-- Begin --

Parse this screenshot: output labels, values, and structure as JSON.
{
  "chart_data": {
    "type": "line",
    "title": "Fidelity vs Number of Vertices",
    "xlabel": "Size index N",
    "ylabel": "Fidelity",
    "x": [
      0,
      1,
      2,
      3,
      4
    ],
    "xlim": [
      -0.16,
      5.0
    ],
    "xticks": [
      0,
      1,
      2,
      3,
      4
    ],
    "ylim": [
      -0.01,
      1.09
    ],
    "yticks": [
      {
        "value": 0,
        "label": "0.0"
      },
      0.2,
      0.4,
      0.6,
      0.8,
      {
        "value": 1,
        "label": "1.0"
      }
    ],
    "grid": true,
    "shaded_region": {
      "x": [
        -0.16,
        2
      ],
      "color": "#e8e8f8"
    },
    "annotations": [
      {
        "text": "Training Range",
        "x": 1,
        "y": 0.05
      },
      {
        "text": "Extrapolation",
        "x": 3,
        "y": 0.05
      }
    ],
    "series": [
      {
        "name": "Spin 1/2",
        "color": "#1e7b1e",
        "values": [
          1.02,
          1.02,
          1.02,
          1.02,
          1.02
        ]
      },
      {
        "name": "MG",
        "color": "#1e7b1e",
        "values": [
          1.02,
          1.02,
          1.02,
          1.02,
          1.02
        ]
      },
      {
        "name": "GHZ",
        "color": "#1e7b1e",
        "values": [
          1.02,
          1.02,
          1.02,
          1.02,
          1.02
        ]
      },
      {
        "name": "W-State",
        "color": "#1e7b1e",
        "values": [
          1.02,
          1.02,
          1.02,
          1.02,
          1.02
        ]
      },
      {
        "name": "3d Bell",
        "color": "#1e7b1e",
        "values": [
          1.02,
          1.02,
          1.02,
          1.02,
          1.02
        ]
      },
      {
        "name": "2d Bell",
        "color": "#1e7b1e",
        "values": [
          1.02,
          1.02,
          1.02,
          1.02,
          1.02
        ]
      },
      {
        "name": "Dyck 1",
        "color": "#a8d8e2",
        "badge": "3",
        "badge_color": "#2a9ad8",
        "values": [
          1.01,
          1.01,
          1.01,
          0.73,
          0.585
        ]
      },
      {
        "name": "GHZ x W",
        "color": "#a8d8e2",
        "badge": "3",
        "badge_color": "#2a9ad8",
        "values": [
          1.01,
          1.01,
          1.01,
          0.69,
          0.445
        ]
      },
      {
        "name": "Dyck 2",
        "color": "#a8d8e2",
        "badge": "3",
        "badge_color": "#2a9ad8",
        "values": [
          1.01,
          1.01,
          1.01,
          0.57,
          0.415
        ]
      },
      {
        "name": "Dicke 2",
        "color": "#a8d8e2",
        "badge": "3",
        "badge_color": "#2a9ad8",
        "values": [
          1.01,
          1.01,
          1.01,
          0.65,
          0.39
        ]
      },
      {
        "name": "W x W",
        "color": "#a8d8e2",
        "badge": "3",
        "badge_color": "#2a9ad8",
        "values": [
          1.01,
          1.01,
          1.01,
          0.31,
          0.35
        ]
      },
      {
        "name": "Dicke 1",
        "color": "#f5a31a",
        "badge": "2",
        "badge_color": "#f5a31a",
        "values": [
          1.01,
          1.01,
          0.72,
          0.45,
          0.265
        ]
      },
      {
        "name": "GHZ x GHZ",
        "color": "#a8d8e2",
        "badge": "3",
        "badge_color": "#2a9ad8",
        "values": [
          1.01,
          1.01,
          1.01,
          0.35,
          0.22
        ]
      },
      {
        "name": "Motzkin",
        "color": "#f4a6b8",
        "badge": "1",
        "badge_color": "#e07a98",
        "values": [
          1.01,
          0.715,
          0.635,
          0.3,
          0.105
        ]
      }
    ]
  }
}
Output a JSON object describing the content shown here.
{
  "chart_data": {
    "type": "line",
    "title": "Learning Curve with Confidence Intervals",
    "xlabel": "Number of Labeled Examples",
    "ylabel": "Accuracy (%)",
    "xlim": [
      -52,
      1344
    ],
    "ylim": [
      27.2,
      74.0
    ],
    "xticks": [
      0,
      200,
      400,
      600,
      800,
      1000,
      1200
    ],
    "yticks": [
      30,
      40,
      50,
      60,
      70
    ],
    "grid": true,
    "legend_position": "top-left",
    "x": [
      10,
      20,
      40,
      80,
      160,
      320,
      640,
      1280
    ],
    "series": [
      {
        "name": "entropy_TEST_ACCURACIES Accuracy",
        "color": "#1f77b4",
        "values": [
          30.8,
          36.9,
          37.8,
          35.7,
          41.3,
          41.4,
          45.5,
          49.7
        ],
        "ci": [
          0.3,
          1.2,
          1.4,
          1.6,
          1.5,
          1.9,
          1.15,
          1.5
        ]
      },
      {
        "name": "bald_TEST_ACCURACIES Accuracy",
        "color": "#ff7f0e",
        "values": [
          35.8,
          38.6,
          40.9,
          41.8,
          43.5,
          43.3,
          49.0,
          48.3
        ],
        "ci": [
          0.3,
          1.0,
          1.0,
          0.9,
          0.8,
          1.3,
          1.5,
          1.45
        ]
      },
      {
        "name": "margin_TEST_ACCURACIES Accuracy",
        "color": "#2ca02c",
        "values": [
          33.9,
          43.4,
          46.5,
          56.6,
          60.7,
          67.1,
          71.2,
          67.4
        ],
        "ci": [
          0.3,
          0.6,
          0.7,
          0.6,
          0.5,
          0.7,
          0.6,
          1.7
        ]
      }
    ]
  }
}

-- End --

Directive.
Repeat each record exactly, leaving nothing out.

Task result.
Parse this screenshot: output labels, values, and structure as JSON.
{
  "chart_data": {
    "type": "line",
    "title": "Fidelity vs Number of Vertices",
    "xlabel": "Size index N",
    "ylabel": "Fidelity",
    "x": [
      0,
      1,
      2,
      3,
      4
    ],
    "xlim": [
      -0.16,
      5.0
    ],
    "xticks": [
      0,
      1,
      2,
      3,
      4
    ],
    "ylim": [
      -0.01,
      1.09
    ],
    "yticks": [
      {
        "value": 0,
        "label": "0.0"
      },
      0.2,
      0.4,
      0.6,
      0.8,
      {
        "value": 1,
        "label": "1.0"
      }
    ],
    "grid": true,
    "shaded_region": {
      "x": [
        -0.16,
        2
      ],
      "color": "#e8e8f8"
    },
    "annotations": [
      {
        "text": "Training Range",
        "x": 1,
        "y": 0.05
      },
      {
        "text": "Extrapolation",
        "x": 3,
        "y": 0.05
      }
    ],
    "series": [
      {
        "name": "Spin 1/2",
        "color": "#1e7b1e",
        "values": [
          1.02,
          1.02,
          1.02,
          1.02,
          1.02
        ]
      },
      {
        "name": "MG",
        "color": "#1e7b1e",
        "values": [
          1.02,
          1.02,
          1.02,
          1.02,
          1.02
        ]
      },
      {
        "name": "GHZ",
        "color": "#1e7b1e",
        "values": [
          1.02,
          1.02,
          1.02,
          1.02,
          1.02
        ]
      },
      {
        "name": "W-State",
        "color": "#1e7b1e",
        "values": [
          1.02,
          1.02,
          1.02,
          1.02,
          1.02
        ]
      },
      {
        "name": "3d Bell",
        "color": "#1e7b1e",
        "values": [
          1.02,
          1.02,
          1.02,
          1.02,
          1.02
        ]
      },
      {
        "name": "2d Bell",
        "color": "#1e7b1e",
        "values": [
          1.02,
          1.02,
          1.02,
          1.02,
          1.02
        ]
      },
      {
        "name": "Dyck 1",
        "color": "#a8d8e2",
        "badge": "3",
        "badge_color": "#2a9ad8",
        "values": [
          1.01,
          1.01,
          1.01,
          0.73,
          0.585
        ]
      },
      {
        "name": "GHZ x W",
        "color": "#a8d8e2",
        "badge": "3",
        "badge_color": "#2a9ad8",
        "values": [
          1.01,
          1.01,
          1.01,
          0.69,
          0.445
        ]
      },
      {
        "name": "Dyck 2",
        "color": "#a8d8e2",
        "badge": "3",
        "badge_color": "#2a9ad8",
        "values": [
          1.01,
          1.01,
          1.01,
          0.57,
          0.415
        ]
      },
      {
        "name": "Dicke 2",
        "color": "#a8d8e2",
        "badge": "3",
        "badge_color": "#2a9ad8",
        "values": [
          1.01,
          1.01,
          1.01,
          0.65,
          0.39
        ]
      },
      {
        "name": "W x W",
        "color": "#a8d8e2",
        "badge": "3",
        "badge_color": "#2a9ad8",
        "values": [
          1.01,
          1.01,
          1.01,
          0.31,
          0.35
        ]
      },
      {
        "name": "Dicke 1",
        "color": "#f5a31a",
        "badge": "2",
        "badge_color": "#f5a31a",
        "values": [
          1.01,
          1.01,
          0.72,
          0.45,
          0.265
        ]
      },
      {
        "name": "GHZ x GHZ",
        "color": "#a8d8e2",
        "badge": "3",
        "badge_color": "#2a9ad8",
        "values": [
          1.01,
          1.01,
          1.01,
          0.35,
          0.22
        ]
      },
      {
        "name": "Motzkin",
        "color": "#f4a6b8",
        "badge": "1",
        "badge_color": "#e07a98",
        "values": [
          1.01,
          0.715,
          0.635,
          0.3,
          0.105
        ]
      }
    ]
  }
}
Output a JSON object describing the content shown here.
{
  "chart_data": {
    "type": "line",
    "title": "Learning Curve with Confidence Intervals",
    "xlabel": "Number of Labeled Examples",
    "ylabel": "Accuracy (%)",
    "xlim": [
      -52,
      1344
    ],
    "ylim": [
      27.2,
      74.0
    ],
    "xticks": [
      0,
      200,
      400,
      600,
      800,
      1000,
      1200
    ],
    "yticks": [
      30,
      40,
      50,
      60,
      70
    ],
    "grid": true,
    "legend_position": "top-left",
    "x": [
      10,
      20,
      40,
      80,
      160,
      320,
      640,
      1280
    ],
    "series": [
      {
        "name": "entropy_TEST_ACCURACIES Accuracy",
        "color": "#1f77b4",
        "values": [
          30.8,
          36.9,
          37.8,
          35.7,
          41.3,
          41.4,
          45.5,
          49.7
        ],
        "ci": [
          0.3,
          1.2,
          1.4,
          1.6,
          1.5,
          1.9,
          1.15,
          1.5
        ]
      },
      {
        "name": "bald_TEST_ACCURACIES Accuracy",
        "color": "#ff7f0e",
        "values": [
          35.8,
          38.6,
          40.9,
          41.8,
          43.5,
          43.3,
          49.0,
          48.3
        ],
        "ci": [
          0.3,
          1.0,
          1.0,
          0.9,
          0.8,
          1.3,
          1.5,
          1.45
        ]
      },
      {
        "name": "margin_TEST_ACCURACIES Accuracy",
        "color": "#2ca02c",
        "values": [
          33.9,
          43.4,
          46.5,
          56.6,
          60.7,
          67.1,
          71.2,
          67.4
        ],
        "ci": [
          0.3,
          0.6,
          0.7,
          0.6,
          0.5,
          0.7,
          0.6,
          1.7
        ]
      }
    ]
  }
}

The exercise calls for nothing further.